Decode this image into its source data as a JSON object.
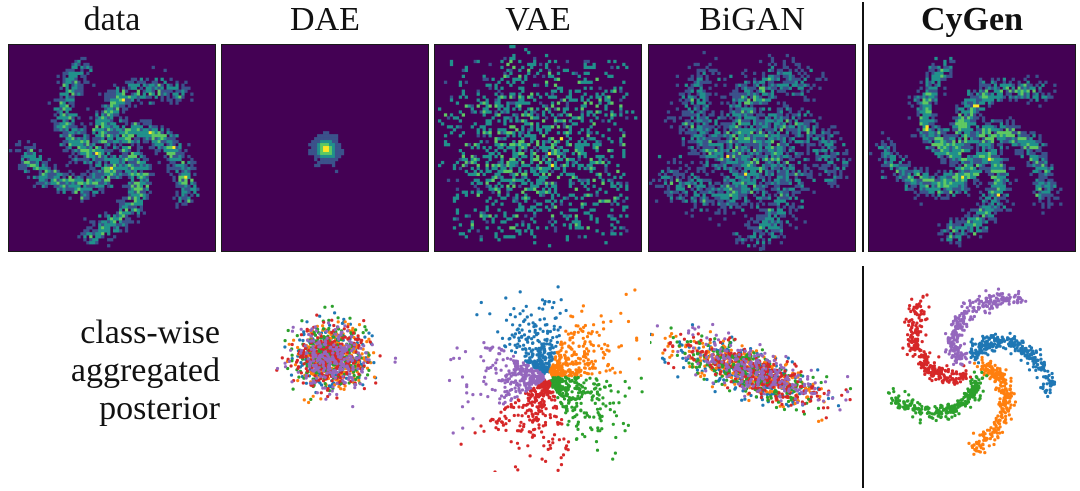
{
  "titles": [
    "data",
    "DAE",
    "VAE",
    "BiGAN",
    "CyGen"
  ],
  "row_label": [
    "class-wise",
    "aggregated",
    "posterior"
  ],
  "colors": {
    "heat_bg": "#440154",
    "heat_low": "#3b528b",
    "heat_mid": "#21918c",
    "heat_high": "#5ec962",
    "heat_top": "#fde725",
    "classes": [
      "#1f77b4",
      "#ff7f0e",
      "#2ca02c",
      "#d62728",
      "#9467bd"
    ]
  },
  "panels": [
    {
      "name": "data",
      "kind": "pinwheel",
      "spread": 0.06
    },
    {
      "name": "DAE",
      "kind": "blob",
      "spread": 0.05
    },
    {
      "name": "VAE",
      "kind": "pinwheel-noisy",
      "spread": 0.16
    },
    {
      "name": "BiGAN",
      "kind": "pinwheel-rotated",
      "spread": 0.1
    },
    {
      "name": "CyGen",
      "kind": "pinwheel",
      "spread": 0.06
    }
  ],
  "posteriors": [
    {
      "name": "DAE",
      "kind": "blob"
    },
    {
      "name": "VAE",
      "kind": "sectors"
    },
    {
      "name": "BiGAN",
      "kind": "ellipse"
    },
    {
      "name": "CyGen",
      "kind": "pinwheel"
    }
  ]
}
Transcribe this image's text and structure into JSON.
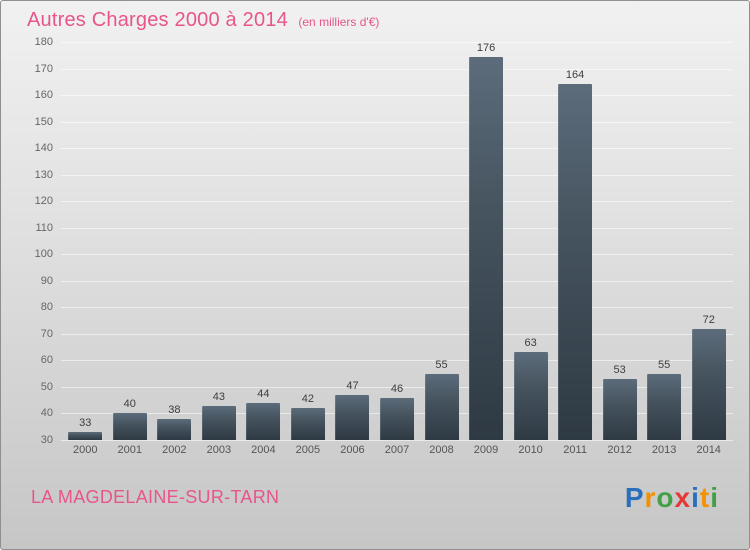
{
  "header": {
    "title": "Autres Charges 2000 à 2014",
    "subtitle": "(en milliers d'€)"
  },
  "chart_data": {
    "type": "bar",
    "title": "Autres Charges 2000 à 2014 (en milliers d'€)",
    "categories": [
      "2000",
      "2001",
      "2002",
      "2003",
      "2004",
      "2005",
      "2006",
      "2007",
      "2008",
      "2009",
      "2010",
      "2011",
      "2012",
      "2013",
      "2014"
    ],
    "values": [
      33,
      40,
      38,
      43,
      44,
      42,
      47,
      46,
      55,
      176,
      63,
      164,
      53,
      55,
      72
    ],
    "xlabel": "",
    "ylabel": "",
    "ylim": [
      30,
      180
    ],
    "ytick_step": 10,
    "grid": true,
    "legend": false,
    "bar_color_top": "#5c6c7b",
    "bar_color_bottom": "#2e3943",
    "value_label_color": "#3d3d3d"
  },
  "footer": {
    "city": "LA MAGDELAINE-SUR-TARN"
  },
  "logo": {
    "name": "Proxiti",
    "letters": [
      {
        "char": "P",
        "color": "#2a6fbb"
      },
      {
        "char": "r",
        "color": "#f39200"
      },
      {
        "char": "o",
        "color": "#43a047"
      },
      {
        "char": "x",
        "color": "#e53935"
      },
      {
        "char": "i",
        "color": "#2a6fbb"
      },
      {
        "char": "t",
        "color": "#f39200"
      },
      {
        "char": "i",
        "color": "#43a047"
      }
    ]
  },
  "colors": {
    "accent_pink": "#e8558b",
    "tick_label": "#666666",
    "gridline": "rgba(255,255,255,0.55)"
  }
}
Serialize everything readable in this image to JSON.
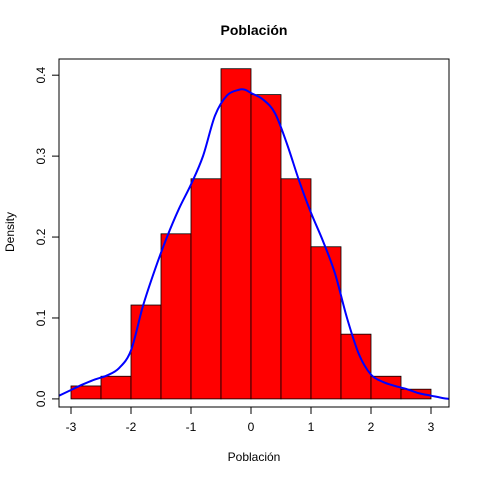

● **What the exercise asks**: In the records above, locate the lines holding the word "JSON". Copy each of them.

● **Complete output**:
Decode this image into its source data as a JSON object.
Transcribe this image's text and structure into JSON.
Serialize everything readable in this image to JSON.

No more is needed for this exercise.